Provided information

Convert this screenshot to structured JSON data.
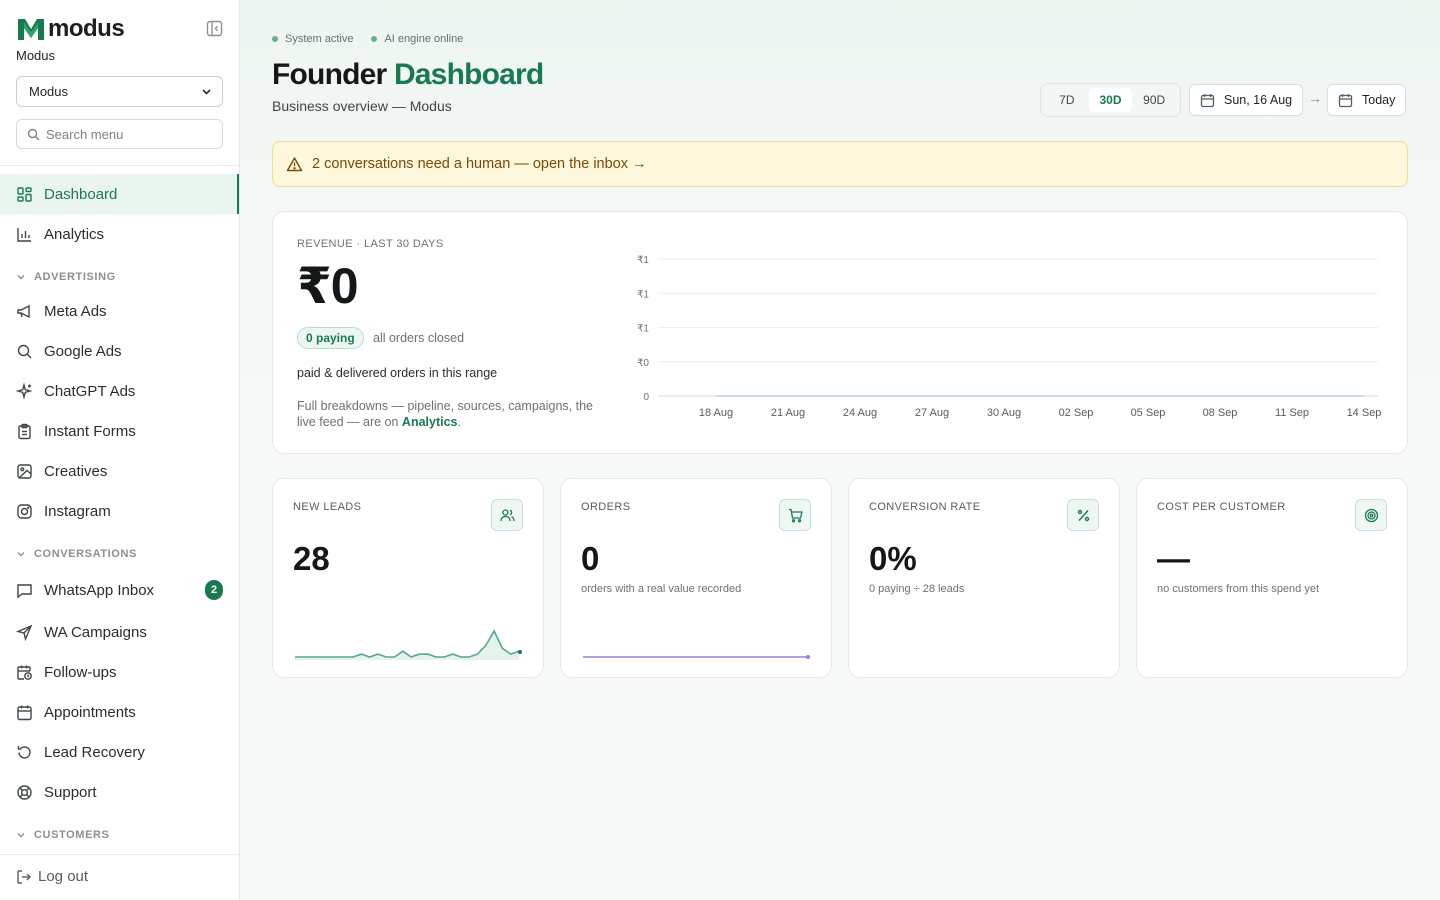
{
  "brand": {
    "wordmark": "modus",
    "workspace_label": "Modus",
    "workspace_selected": "Modus",
    "search_placeholder": "Search menu"
  },
  "colors": {
    "accent": "#1a7a4f",
    "alert_bg": "#fdf7dc",
    "alert_text": "#7a4a08",
    "orders_line": "#a07fd8"
  },
  "sidebar": {
    "items": [
      {
        "label": "Dashboard",
        "icon": "dashboard-icon",
        "active": true
      },
      {
        "label": "Analytics",
        "icon": "bar-chart-icon"
      },
      {
        "section": "ADVERTISING"
      },
      {
        "label": "Meta Ads",
        "icon": "megaphone-icon"
      },
      {
        "label": "Google Ads",
        "icon": "search-icon"
      },
      {
        "label": "ChatGPT Ads",
        "icon": "sparkles-icon"
      },
      {
        "label": "Instant Forms",
        "icon": "clipboard-icon"
      },
      {
        "label": "Creatives",
        "icon": "image-icon"
      },
      {
        "label": "Instagram",
        "icon": "instagram-icon"
      },
      {
        "section": "CONVERSATIONS"
      },
      {
        "label": "WhatsApp Inbox",
        "icon": "message-icon",
        "badge": "2"
      },
      {
        "label": "WA Campaigns",
        "icon": "send-icon"
      },
      {
        "label": "Follow-ups",
        "icon": "calendar-clock-icon"
      },
      {
        "label": "Appointments",
        "icon": "calendar-icon"
      },
      {
        "label": "Lead Recovery",
        "icon": "rotate-ccw-icon"
      },
      {
        "label": "Support",
        "icon": "life-buoy-icon"
      },
      {
        "section": "CUSTOMERS"
      }
    ],
    "logout_label": "Log out"
  },
  "header": {
    "status": [
      "System active",
      "AI engine online"
    ],
    "title_main": "Founder",
    "title_accent": "Dashboard",
    "subtitle": "Business overview — Modus",
    "ranges": [
      "7D",
      "30D",
      "90D"
    ],
    "active_range": "30D",
    "date_from": "Sun, 16 Aug",
    "date_arrow": "→",
    "date_to": "Today"
  },
  "alert": {
    "text": "2 conversations need a human — open the inbox →"
  },
  "revenue": {
    "label": "REVENUE · LAST 30 DAYS",
    "value": "₹0",
    "paying_pill": "0 paying",
    "paying_note": "all orders closed",
    "description": "paid & delivered orders in this range",
    "footnote": "Full breakdowns — pipeline, sources, campaigns, the live feed — are on ",
    "footnote_link": "Analytics",
    "footnote_end": "."
  },
  "chart_data": {
    "type": "line",
    "title": "",
    "y_tick_labels": [
      "₹1",
      "₹1",
      "₹1",
      "₹0",
      "0"
    ],
    "x_tick_labels": [
      "18 Aug",
      "21 Aug",
      "24 Aug",
      "27 Aug",
      "30 Aug",
      "02 Sep",
      "05 Sep",
      "08 Sep",
      "11 Sep",
      "14 Sep"
    ],
    "series": [
      {
        "values": [
          0,
          0,
          0,
          0,
          0,
          0,
          0,
          0,
          0,
          0
        ]
      }
    ],
    "grid": true
  },
  "kpis": [
    {
      "label": "NEW LEADS",
      "value": "28",
      "sub": "",
      "icon": "users-icon",
      "spark": [
        0,
        0,
        0,
        0,
        0,
        0,
        0,
        0,
        1,
        0,
        1,
        0,
        0,
        2,
        0,
        1,
        1,
        0,
        0,
        1,
        0,
        0,
        1,
        4,
        9,
        3,
        1,
        2
      ],
      "spark_color": "#5aa882"
    },
    {
      "label": "ORDERS",
      "value": "0",
      "sub": "orders with a real value recorded",
      "icon": "cart-icon",
      "spark": [
        0,
        0,
        0,
        0,
        0,
        0,
        0,
        0,
        0,
        0
      ],
      "spark_color": "#a07fd8"
    },
    {
      "label": "CONVERSION RATE",
      "value": "0%",
      "sub": "0 paying ÷ 28 leads",
      "icon": "percent-icon"
    },
    {
      "label": "COST PER CUSTOMER",
      "value": "—",
      "sub": "no customers from this spend yet",
      "icon": "target-icon"
    }
  ]
}
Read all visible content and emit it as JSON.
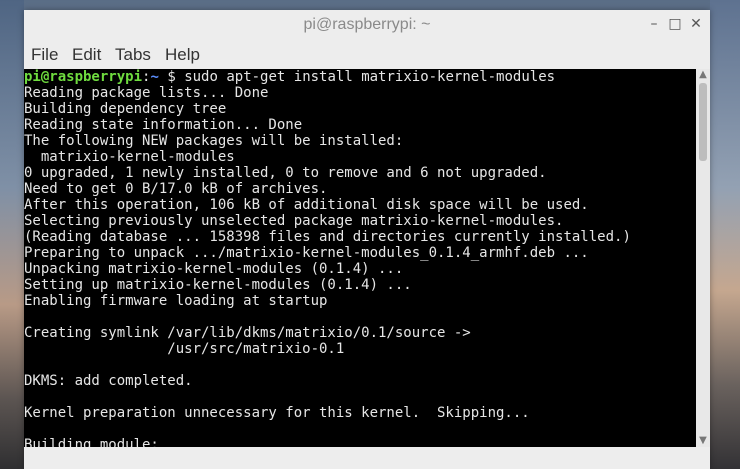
{
  "window": {
    "title": "pi@raspberrypi: ~"
  },
  "menu": {
    "file": "File",
    "edit": "Edit",
    "tabs": "Tabs",
    "help": "Help"
  },
  "terminal": {
    "prompt_user": "pi@raspberrypi",
    "prompt_sep": ":",
    "prompt_path": "~",
    "prompt_symbol": " $ ",
    "command": "sudo apt-get install matrixio-kernel-modules",
    "lines": [
      "Reading package lists... Done",
      "Building dependency tree",
      "Reading state information... Done",
      "The following NEW packages will be installed:",
      "  matrixio-kernel-modules",
      "0 upgraded, 1 newly installed, 0 to remove and 6 not upgraded.",
      "Need to get 0 B/17.0 kB of archives.",
      "After this operation, 106 kB of additional disk space will be used.",
      "Selecting previously unselected package matrixio-kernel-modules.",
      "(Reading database ... 158398 files and directories currently installed.)",
      "Preparing to unpack .../matrixio-kernel-modules_0.1.4_armhf.deb ...",
      "Unpacking matrixio-kernel-modules (0.1.4) ...",
      "Setting up matrixio-kernel-modules (0.1.4) ...",
      "Enabling firmware loading at startup",
      "",
      "Creating symlink /var/lib/dkms/matrixio/0.1/source ->",
      "                 /usr/src/matrixio-0.1",
      "",
      "DKMS: add completed.",
      "",
      "Kernel preparation unnecessary for this kernel.  Skipping...",
      "",
      "Building module:"
    ]
  },
  "controls": {
    "minimize_icon": "minimize-icon",
    "maximize_icon": "maximize-icon",
    "close_icon": "close-icon"
  },
  "colors": {
    "terminal_bg": "#000000",
    "terminal_fg": "#e6e6e6",
    "prompt_user": "#6fdc3f",
    "prompt_path": "#5c8fff",
    "window_chrome": "#ededed"
  }
}
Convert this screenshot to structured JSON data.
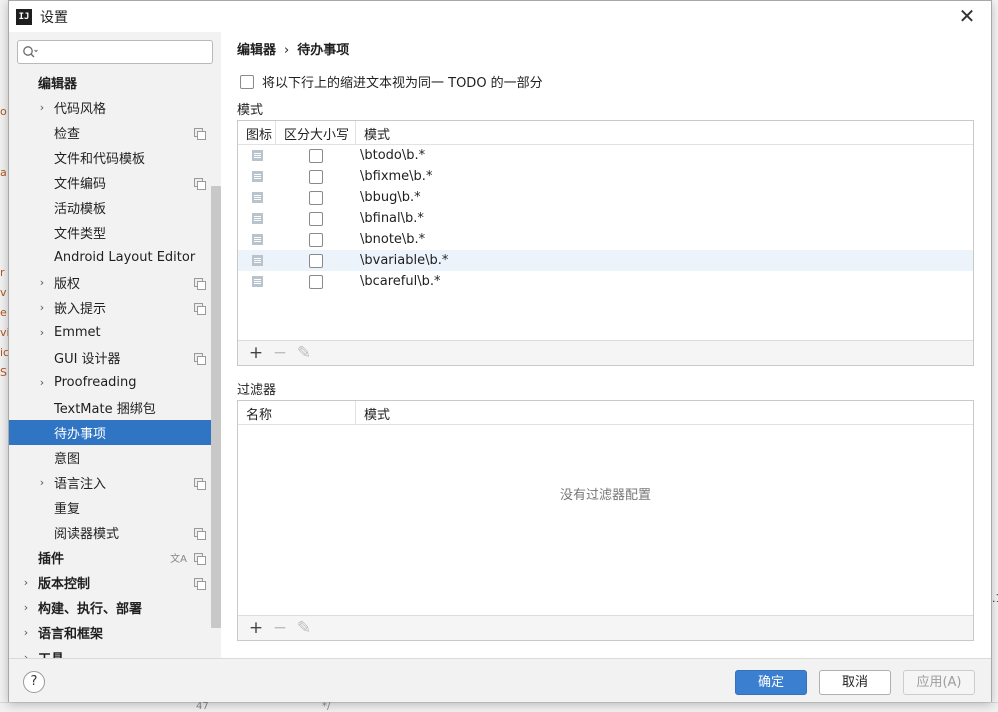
{
  "window": {
    "title": "设置"
  },
  "search": {
    "placeholder": "",
    "value": ""
  },
  "sidebar": {
    "items": [
      {
        "label": "编辑器",
        "bold": true,
        "indent": 0,
        "chevron": false,
        "icon": ""
      },
      {
        "label": "代码风格",
        "indent": 1,
        "chevron": true,
        "icon": ""
      },
      {
        "label": "检查",
        "indent": 1,
        "chevron": false,
        "icon": "project-icon"
      },
      {
        "label": "文件和代码模板",
        "indent": 1,
        "chevron": false,
        "icon": ""
      },
      {
        "label": "文件编码",
        "indent": 1,
        "chevron": false,
        "icon": "project-icon"
      },
      {
        "label": "活动模板",
        "indent": 1,
        "chevron": false,
        "icon": ""
      },
      {
        "label": "文件类型",
        "indent": 1,
        "chevron": false,
        "icon": ""
      },
      {
        "label": "Android Layout Editor",
        "indent": 1,
        "chevron": false,
        "icon": ""
      },
      {
        "label": "版权",
        "indent": 1,
        "chevron": true,
        "icon": "project-icon"
      },
      {
        "label": "嵌入提示",
        "indent": 1,
        "chevron": true,
        "icon": "project-icon"
      },
      {
        "label": "Emmet",
        "indent": 1,
        "chevron": true,
        "icon": ""
      },
      {
        "label": "GUI 设计器",
        "indent": 1,
        "chevron": false,
        "icon": "project-icon"
      },
      {
        "label": "Proofreading",
        "indent": 1,
        "chevron": true,
        "icon": ""
      },
      {
        "label": "TextMate 捆绑包",
        "indent": 1,
        "chevron": false,
        "icon": ""
      },
      {
        "label": "待办事项",
        "indent": 1,
        "chevron": false,
        "icon": "",
        "selected": true
      },
      {
        "label": "意图",
        "indent": 1,
        "chevron": false,
        "icon": ""
      },
      {
        "label": "语言注入",
        "indent": 1,
        "chevron": true,
        "icon": "project-icon"
      },
      {
        "label": "重复",
        "indent": 1,
        "chevron": false,
        "icon": ""
      },
      {
        "label": "阅读器模式",
        "indent": 1,
        "chevron": false,
        "icon": "project-icon"
      },
      {
        "label": "插件",
        "bold": true,
        "indent": 0,
        "chevron": false,
        "icon": "project-icon",
        "extra_icon": "translate-icon"
      },
      {
        "label": "版本控制",
        "bold": true,
        "indent": 0,
        "chevron": true,
        "icon": "project-icon"
      },
      {
        "label": "构建、执行、部署",
        "bold": true,
        "indent": 0,
        "chevron": true,
        "icon": ""
      },
      {
        "label": "语言和框架",
        "bold": true,
        "indent": 0,
        "chevron": true,
        "icon": ""
      },
      {
        "label": "工具",
        "bold": true,
        "indent": 0,
        "chevron": true,
        "icon": ""
      }
    ]
  },
  "breadcrumb": {
    "parent": "编辑器",
    "separator": "›",
    "current": "待办事项"
  },
  "options": {
    "multiline_label": "将以下行上的缩进文本视为同一 TODO 的一部分",
    "multiline_checked": false
  },
  "patterns": {
    "section_label": "模式",
    "columns": {
      "icon": "图标",
      "case": "区分大小写",
      "pattern": "模式"
    },
    "rows": [
      {
        "pattern": "\\btodo\\b.*",
        "case_sensitive": false
      },
      {
        "pattern": "\\bfixme\\b.*",
        "case_sensitive": false
      },
      {
        "pattern": "\\bbug\\b.*",
        "case_sensitive": false
      },
      {
        "pattern": "\\bfinal\\b.*",
        "case_sensitive": false
      },
      {
        "pattern": "\\bnote\\b.*",
        "case_sensitive": false
      },
      {
        "pattern": "\\bvariable\\b.*",
        "case_sensitive": false
      },
      {
        "pattern": "\\bcareful\\b.*",
        "case_sensitive": false
      }
    ],
    "toolbar": {
      "add": "+",
      "remove": "−",
      "edit": "✎"
    }
  },
  "filters": {
    "section_label": "过滤器",
    "columns": {
      "name": "名称",
      "pattern": "模式"
    },
    "empty_text": "没有过滤器配置",
    "toolbar": {
      "add": "+",
      "remove": "−",
      "edit": "✎"
    }
  },
  "footer": {
    "help": "?",
    "ok": "确定",
    "cancel": "取消",
    "apply": "应用(A)"
  },
  "background": {
    "left_chars": [
      "o",
      "a",
      "r",
      "v",
      "e",
      "vi",
      "ic",
      "S"
    ],
    "right_chars": [
      ".1"
    ],
    "bottom_chars": [
      "47",
      "*/"
    ]
  },
  "colors": {
    "selection": "#2f75c3",
    "primary_button": "#3b7fd0"
  }
}
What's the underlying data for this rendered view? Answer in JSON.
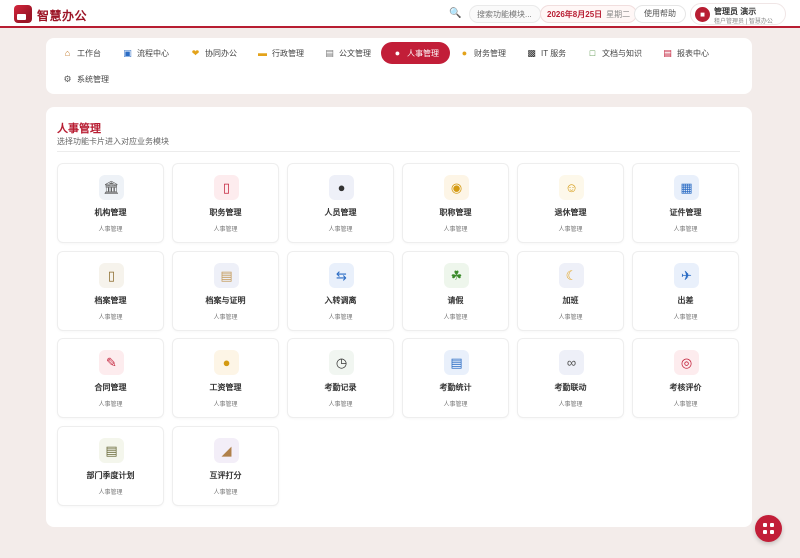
{
  "header": {
    "brand": "智慧办公",
    "search_placeholder": "搜索功能模块...",
    "date": "2026年8月25日",
    "weekday": "星期二",
    "help_label": "使用帮助",
    "user_name": "管理员 演示",
    "user_role": "租户管理员 | 智慧办公",
    "accent_color": "#b81d32"
  },
  "nav": {
    "items": [
      {
        "label": "工作台",
        "icon": "home-icon"
      },
      {
        "label": "流程中心",
        "icon": "flow-icon"
      },
      {
        "label": "协同办公",
        "icon": "handshake-icon"
      },
      {
        "label": "行政管理",
        "icon": "folder-icon"
      },
      {
        "label": "公文管理",
        "icon": "document-icon"
      },
      {
        "label": "人事管理",
        "icon": "people-icon",
        "active": true
      },
      {
        "label": "财务管理",
        "icon": "money-bag-icon"
      },
      {
        "label": "IT 服务",
        "icon": "computer-icon"
      },
      {
        "label": "文档与知识",
        "icon": "book-icon"
      },
      {
        "label": "报表中心",
        "icon": "chart-icon"
      },
      {
        "label": "系统管理",
        "icon": "gear-icon"
      }
    ]
  },
  "main": {
    "title": "人事管理",
    "subtitle": "选择功能卡片进入对应业务模块",
    "cards": [
      {
        "name": "机构管理",
        "sub": "人事管理",
        "icon": "building-icon"
      },
      {
        "name": "职务管理",
        "sub": "人事管理",
        "icon": "badge-icon"
      },
      {
        "name": "人员管理",
        "sub": "人事管理",
        "icon": "people-icon"
      },
      {
        "name": "职称管理",
        "sub": "人事管理",
        "icon": "medal-icon"
      },
      {
        "name": "退休管理",
        "sub": "人事管理",
        "icon": "elder-icon"
      },
      {
        "name": "证件管理",
        "sub": "人事管理",
        "icon": "id-card-icon"
      },
      {
        "name": "档案管理",
        "sub": "人事管理",
        "icon": "archive-icon"
      },
      {
        "name": "档案与证明",
        "sub": "人事管理",
        "icon": "scroll-icon"
      },
      {
        "name": "入转调离",
        "sub": "人事管理",
        "icon": "transfer-icon"
      },
      {
        "name": "请假",
        "sub": "人事管理",
        "icon": "palm-tree-icon"
      },
      {
        "name": "加班",
        "sub": "人事管理",
        "icon": "moon-icon"
      },
      {
        "name": "出差",
        "sub": "人事管理",
        "icon": "airplane-icon"
      },
      {
        "name": "合同管理",
        "sub": "人事管理",
        "icon": "contract-icon"
      },
      {
        "name": "工资管理",
        "sub": "人事管理",
        "icon": "coin-bag-icon"
      },
      {
        "name": "考勤记录",
        "sub": "人事管理",
        "icon": "clock-icon"
      },
      {
        "name": "考勤统计",
        "sub": "人事管理",
        "icon": "bar-chart-icon"
      },
      {
        "name": "考勤联动",
        "sub": "人事管理",
        "icon": "link-icon"
      },
      {
        "name": "考核评价",
        "sub": "人事管理",
        "icon": "target-icon"
      },
      {
        "name": "部门季度计划",
        "sub": "人事管理",
        "icon": "clipboard-icon"
      },
      {
        "name": "互评打分",
        "sub": "人事管理",
        "icon": "box-icon"
      }
    ]
  }
}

What you are asked to do
Scan the material above and determine how many lines include the word "Analytics"; report only the number.

Result of this exercise
2